• What to work on:
Which lines of the records contain "وعنه"? Collect every one of them.
— BEGIN Material for this exercise —
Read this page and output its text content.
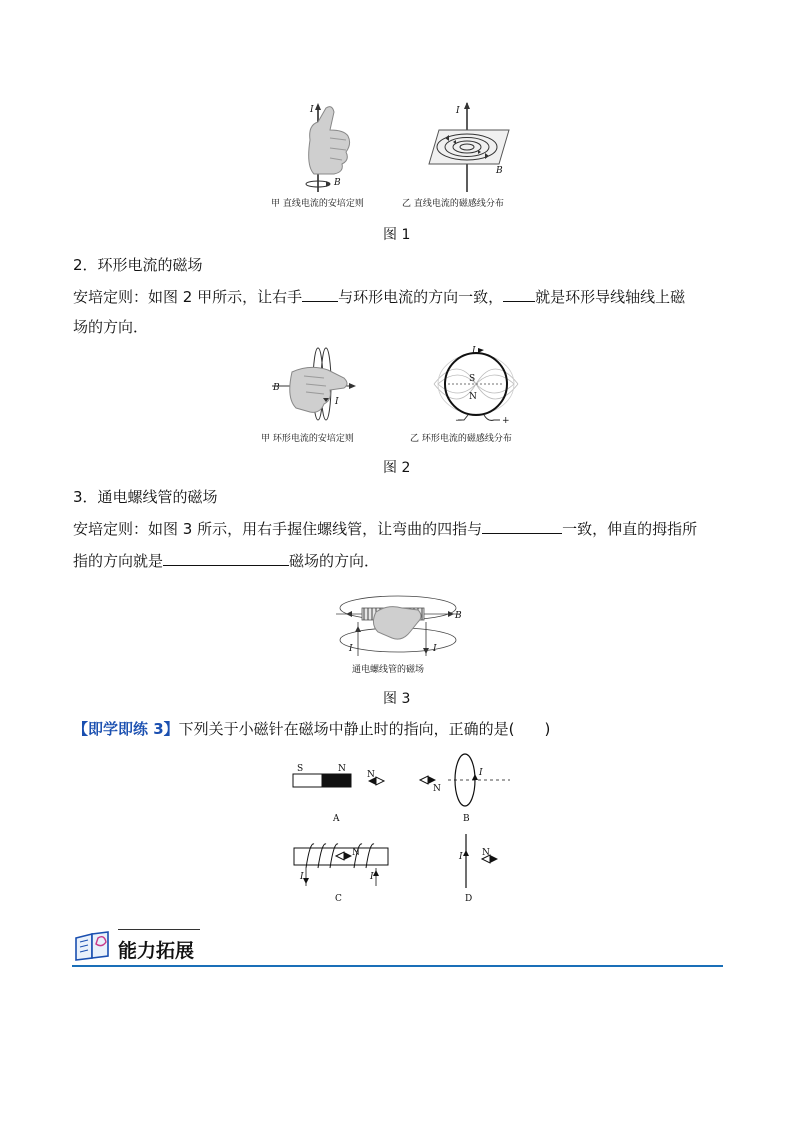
I
B
I
B
甲 直线电流的安培定则	乙 直线电流的磁感线分布
图 1
2．环形电流的磁场
安培定则：如图 2 甲所示，让右手 与环形电流的方向一致， 就是环形导线轴线上磁
场的方向．
B
I
I
S
N
−	+
甲 环形电流的安培定则	乙 环形电流的磁感线分布
图 2
3．通电螺线管的磁场
安培定则：如图 3 所示，用右手握住螺线管，让弯曲的四指与	一致，伸直的拇指所
指的方向就是	磁场的方向．
B
I	I
通电螺线管的磁场
图 3
【即学即练 3】下列关于小磁针在磁场中静止时的指向，正确的是(　　)
S	N
N
A
N
I
B
N
I	I
C
I N
D
能力拓展
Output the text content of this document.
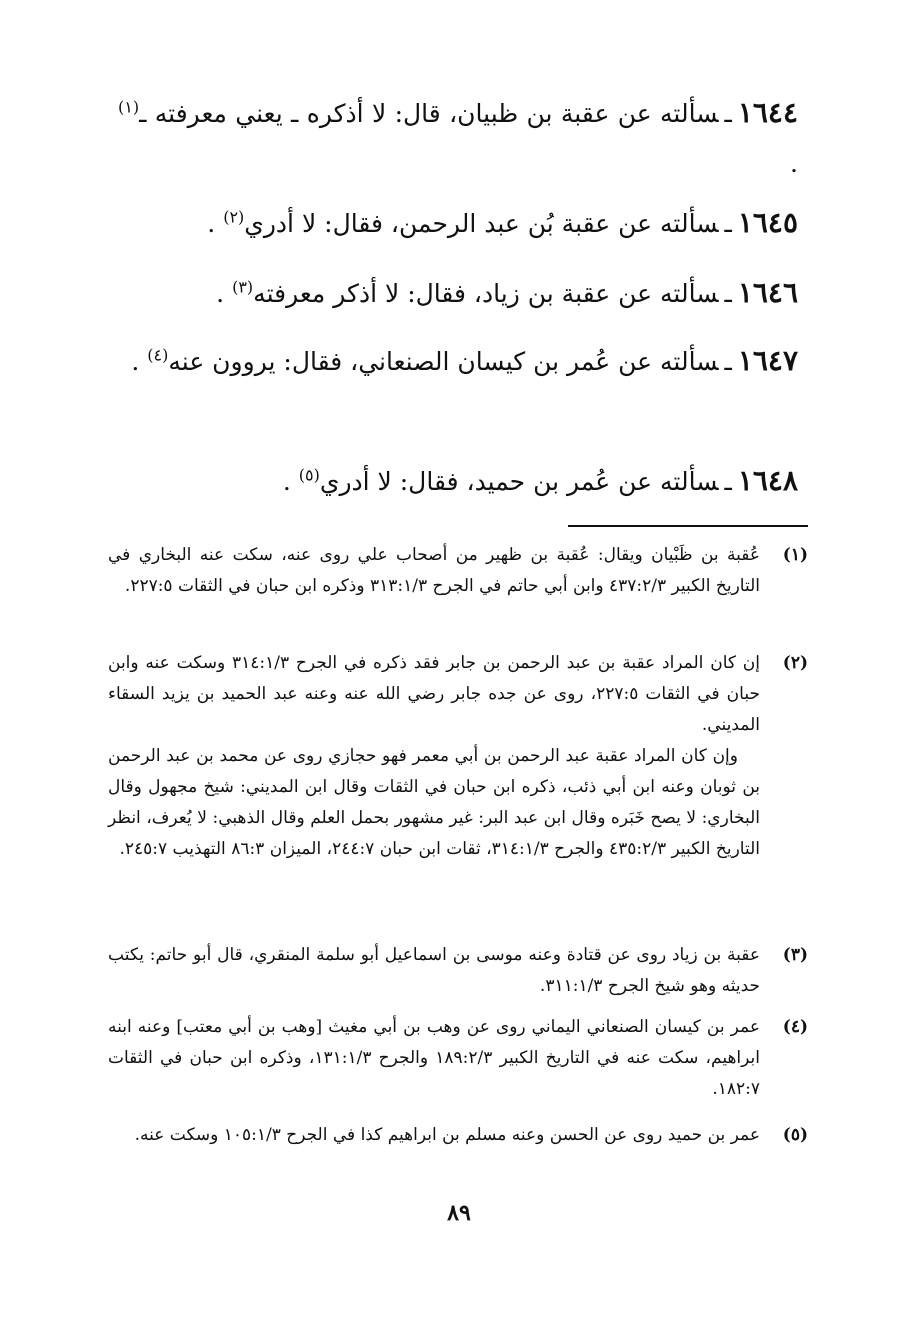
١٦٤٤ـسألته عن عقبة بن ظبيان، قال: لا أذكره ـ يعني معرفته ـ$^{(١)}$ .
١٦٤٥ـسألته عن عقبة بُن عبد الرحمن، فقال: لا أدري$^{(٢)}$ .
١٦٤٦ـسألته عن عقبة بن زياد، فقال: لا أذكر معرفته$^{(٣)}$ .
١٦٤٧ـسألته عن عُمر بن كيسان الصنعاني، فقال: يروون عنه$^{(٤)}$ .
١٦٤٨ـسألته عن عُمر بن حميد، فقال: لا أدري$^{(٥)}$ .
(١)
عُقبة بن ظَبْيان ويقال: عُقبة بن ظهير من أصحاب علي روى عنه، سكت عنه البخاري في التاريخ الكبير ٤٣٧:٢/٣ وابن أبي حاتم في الجرح ٣١٣:١/٣ وذكره ابن حبان في الثقات ٢٢٧:٥.
(٢)
إن كان المراد عقبة بن عبد الرحمن بن جابر فقد ذكره في الجرح ٣١٤:١/٣ وسكت عنه وابن حبان في الثقات ٢٢٧:٥، روى عن جده جابر رضي الله عنه وعنه عبد الحميد بن يزيد السقاء المديني.
وإن كان المراد عقبة عبد الرحمن بن أبي معمر فهو حجازي روى عن محمد بن عبد الرحمن بن ثوبان وعنه ابن أبي ذئب، ذكره ابن حبان في الثقات وقال ابن المديني: شيخ مجهول وقال البخاري: لا يصح خَبَره وقال ابن عبد البر: غير مشهور بحمل العلم وقال الذهبي: لا يُعرف، انظر التاريخ الكبير ٤٣٥:٢/٣ والجرح ٣١٤:١/٣، ثقات ابن حبان ٢٤٤:٧، الميزان ٨٦:٣ التهذيب ٢٤٥:٧.
(٣)
عقبة بن زياد روى عن قتادة وعنه موسى بن اسماعيل أبو سلمة المنقري، قال أبو حاتم: يكتب حديثه وهو شيخ الجرح ٣١١:١/٣.
(٤)
عمر بن كيسان الصنعاني اليماني روى عن وهب بن أبي مغيث [وهب بن أبي معتب] وعنه ابنه ابراهيم، سكت عنه في التاريخ الكبير ١٨٩:٢/٣ والجرح ١٣١:١/٣، وذكره ابن حبان في الثقات ١٨٢:٧.
(٥)
عمر بن حميد روى عن الحسن وعنه مسلم بن ابراهيم كذا في الجرح ١٠٥:١/٣ وسكت عنه.
٨٩
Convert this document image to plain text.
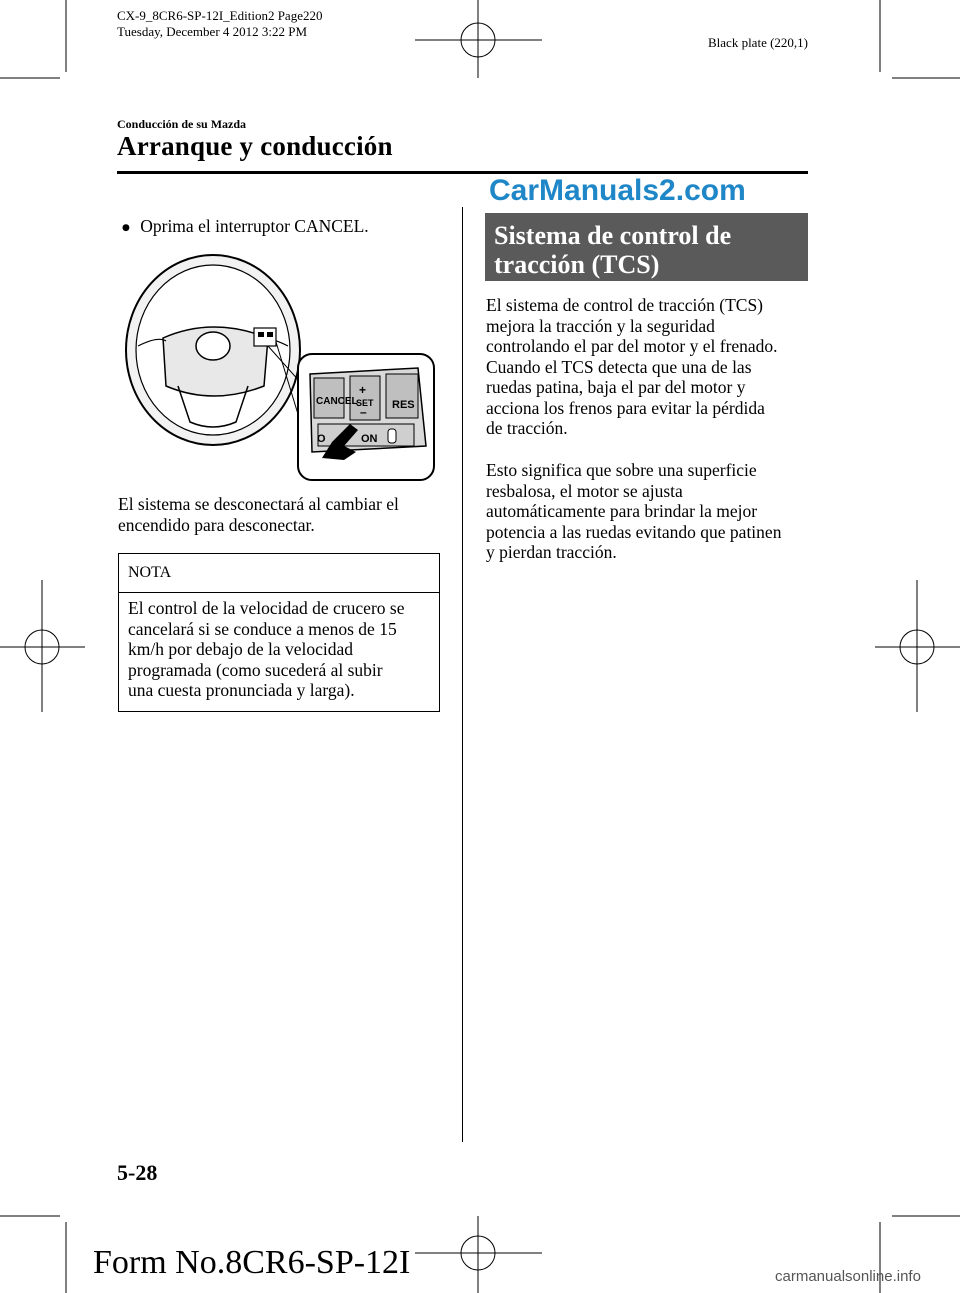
CX-9_8CR6-SP-12I_Edition2 Page220
Tuesday, December 4 2012 3:22 PM
Black plate (220,1)
Conducción de su Mazda
Arranque y conducción
● Oprima el interruptor CANCEL.
CANCEL
+
SET
– RES
O	ON
El sistema se desconectará al cambiar el
encendido para desconectar.
NOTA
El control de la velocidad de crucero se
cancelará si se conduce a menos de 15
km/h por debajo de la velocidad
programada (como sucederá al subir
una cuesta pronunciada y larga).
CarManuals2.com
Sistema de control de
tracción (TCS)
El sistema de control de tracción (TCS)
mejora la tracción y la seguridad
controlando el par del motor y el frenado.
Cuando el TCS detecta que una de las
ruedas patina, baja el par del motor y
acciona los frenos para evitar la pérdida
de tracción.
Esto significa que sobre una superficie
resbalosa, el motor se ajusta
automáticamente para brindar la mejor
potencia a las ruedas evitando que patinen
y pierdan tracción.
5-28
Form No.8CR6-SP-12I	carmanualsonline.info
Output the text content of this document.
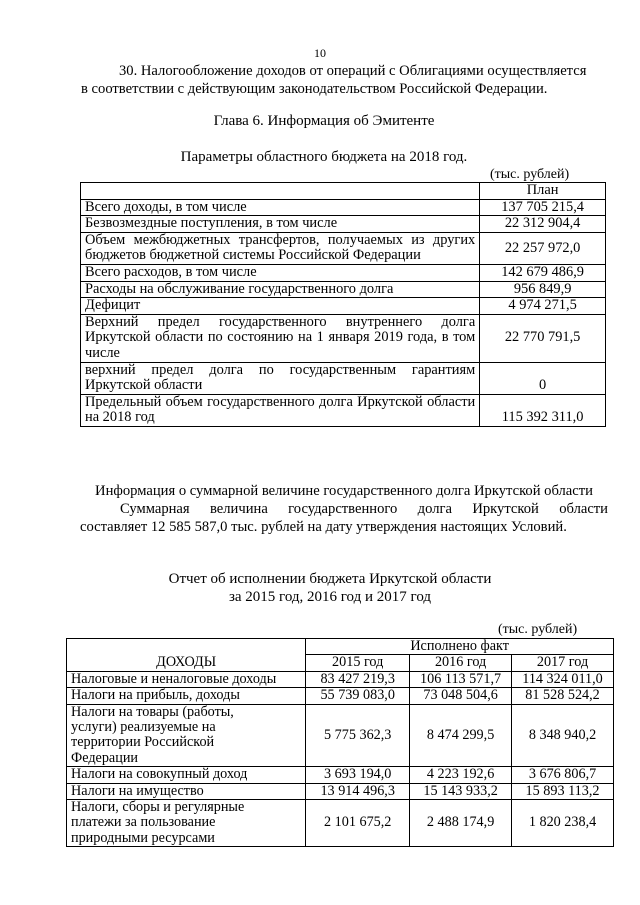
10
30. Налогообложение доходов от операций с Облигациями осуществляется
в соответствии с действующим законодательством Российской Федерации.
Глава 6. Информация об Эмитенте
Параметры областного бюджета на 2018 год.
(тыс. рублей)
	План
Всего доходы, в том числе	137 705 215,4
Безвозмездные поступления, в том числе	22 312 904,4
Объем межбюджетных трансфертов, получаемых из других бюджетов бюджетной системы Российской Федерации	22 257 972,0
Всего расходов, в том числе	142 679 486,9
Расходы на обслуживание государственного долга	956 849,9
Дефицит	4 974 271,5
Верхний предел государственного внутреннего долга Иркутской области по состоянию на 1 января 2019 года, в том числе	22 770 791,5
верхний предел долга по государственным гарантиям Иркутской области	0
Предельный объем государственного долга Иркутской области на 2018 год	115 392 311,0
Информация о суммарной величине государственного долга Иркутской области
Суммарная величина государственного долга Иркутской области
составляет 12 585 587,0 тыс. рублей на дату утверждения настоящих Условий.
Отчет об исполнении бюджета Иркутской области
за 2015 год, 2016 год и 2017 год
(тыс. рублей)
	Исполнено факт		
ДОХОДЫ	2015 год	2016 год	2017 год
Налоговые и неналоговые доходы	83 427 219,3	106 113 571,7	114 324 011,0
Налоги на прибыль, доходы	55 739 083,0	73 048 504,6	81 528 524,2
Налоги на товары (работы, услуги) реализуемые на территории Российской Федерации	5 775 362,3	8 474 299,5	8 348 940,2
Налоги на совокупный доход	3 693 194,0	4 223 192,6	3 676 806,7
Налоги на имущество	13 914 496,3	15 143 933,2	15 893 113,2
Налоги, сборы и регулярные платежи за пользование природными ресурсами	2 101 675,2	2 488 174,9	1 820 238,4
— END Material for this exercise —
• Response to the exercise:
إن كان المراد عقبة بن عبد الرحمن بن جابر فقد ذكره في الجرح ٣١٤:١/٣ وسكت عنه وابن حبان في الثقات ٢٢٧:٥، روى عن جده جابر رضي الله عنه وعنه عبد الحميد بن يزيد السقاء المديني.
وإن كان المراد عقبة عبد الرحمن بن أبي معمر فهو حجازي روى عن محمد بن عبد الرحمن بن ثوبان وعنه ابن أبي ذئب، ذكره ابن حبان في الثقات وقال ابن المديني: شيخ مجهول وقال البخاري: لا يصح خَبَره وقال ابن عبد البر: غير مشهور بحمل العلم وقال الذهبي: لا يُعرف، انظر التاريخ الكبير ٤٣٥:٢/٣ والجرح ٣١٤:١/٣، ثقات ابن حبان ٢٤٤:٧، الميزان ٨٦:٣ التهذيب ٢٤٥:٧.
عقبة بن زياد روى عن قتادة وعنه موسى بن اسماعيل أبو سلمة المنقري، قال أبو حاتم: يكتب حديثه وهو شيخ الجرح ٣١١:١/٣.
عمر بن كيسان الصنعاني اليماني روى عن وهب بن أبي مغيث [وهب بن أبي معتب] وعنه ابنه ابراهيم، سكت عنه في التاريخ الكبير ١٨٩:٢/٣ والجرح ١٣١:١/٣، وذكره ابن حبان في الثقات ١٨٢:٧.
عمر بن حميد روى عن الحسن وعنه مسلم بن ابراهيم كذا في الجرح ١٠٥:١/٣ وسكت عنه.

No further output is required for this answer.